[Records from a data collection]
# # # # #

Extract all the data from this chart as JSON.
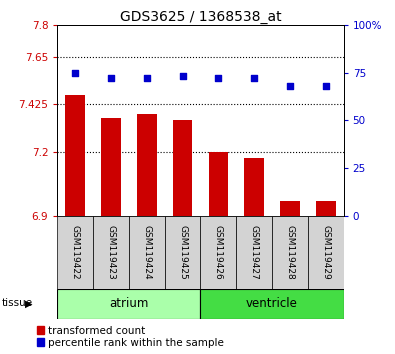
{
  "title": "GDS3625 / 1368538_at",
  "samples": [
    "GSM119422",
    "GSM119423",
    "GSM119424",
    "GSM119425",
    "GSM119426",
    "GSM119427",
    "GSM119428",
    "GSM119429"
  ],
  "transformed_counts": [
    7.47,
    7.36,
    7.38,
    7.35,
    7.2,
    7.175,
    6.97,
    6.97
  ],
  "percentile_ranks": [
    75,
    72,
    72,
    73,
    72,
    72,
    68,
    68
  ],
  "ylim_left": [
    6.9,
    7.8
  ],
  "ylim_right": [
    0,
    100
  ],
  "yticks_left": [
    6.9,
    7.2,
    7.425,
    7.65,
    7.8
  ],
  "ytick_labels_left": [
    "6.9",
    "7.2",
    "7.425",
    "7.65",
    "7.8"
  ],
  "yticks_right": [
    0,
    25,
    50,
    75,
    100
  ],
  "ytick_labels_right": [
    "0",
    "25",
    "50",
    "75",
    "100%"
  ],
  "groups": [
    {
      "label": "atrium",
      "start": 0,
      "end": 3,
      "color": "#AAFFAA"
    },
    {
      "label": "ventricle",
      "start": 4,
      "end": 7,
      "color": "#44DD44"
    }
  ],
  "bar_color": "#CC0000",
  "dot_color": "#0000CC",
  "bar_width": 0.55,
  "gridlines_at": [
    7.2,
    7.425,
    7.65
  ],
  "tissue_label": "tissue"
}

# # # # #

*Required task*
Each record above should be copied character for character, with pictures dropped.

*Answer to the task*
Extract all the data from this chart as JSON.
{
  "title": "GDS3625 / 1368538_at",
  "samples": [
    "GSM119422",
    "GSM119423",
    "GSM119424",
    "GSM119425",
    "GSM119426",
    "GSM119427",
    "GSM119428",
    "GSM119429"
  ],
  "transformed_counts": [
    7.47,
    7.36,
    7.38,
    7.35,
    7.2,
    7.175,
    6.97,
    6.97
  ],
  "percentile_ranks": [
    75,
    72,
    72,
    73,
    72,
    72,
    68,
    68
  ],
  "ylim_left": [
    6.9,
    7.8
  ],
  "ylim_right": [
    0,
    100
  ],
  "yticks_left": [
    6.9,
    7.2,
    7.425,
    7.65,
    7.8
  ],
  "ytick_labels_left": [
    "6.9",
    "7.2",
    "7.425",
    "7.65",
    "7.8"
  ],
  "yticks_right": [
    0,
    25,
    50,
    75,
    100
  ],
  "ytick_labels_right": [
    "0",
    "25",
    "50",
    "75",
    "100%"
  ],
  "groups": [
    {
      "label": "atrium",
      "start": 0,
      "end": 3,
      "color": "#AAFFAA"
    },
    {
      "label": "ventricle",
      "start": 4,
      "end": 7,
      "color": "#44DD44"
    }
  ],
  "bar_color": "#CC0000",
  "dot_color": "#0000CC",
  "bar_width": 0.55,
  "gridlines_at": [
    7.2,
    7.425,
    7.65
  ],
  "tissue_label": "tissue"
}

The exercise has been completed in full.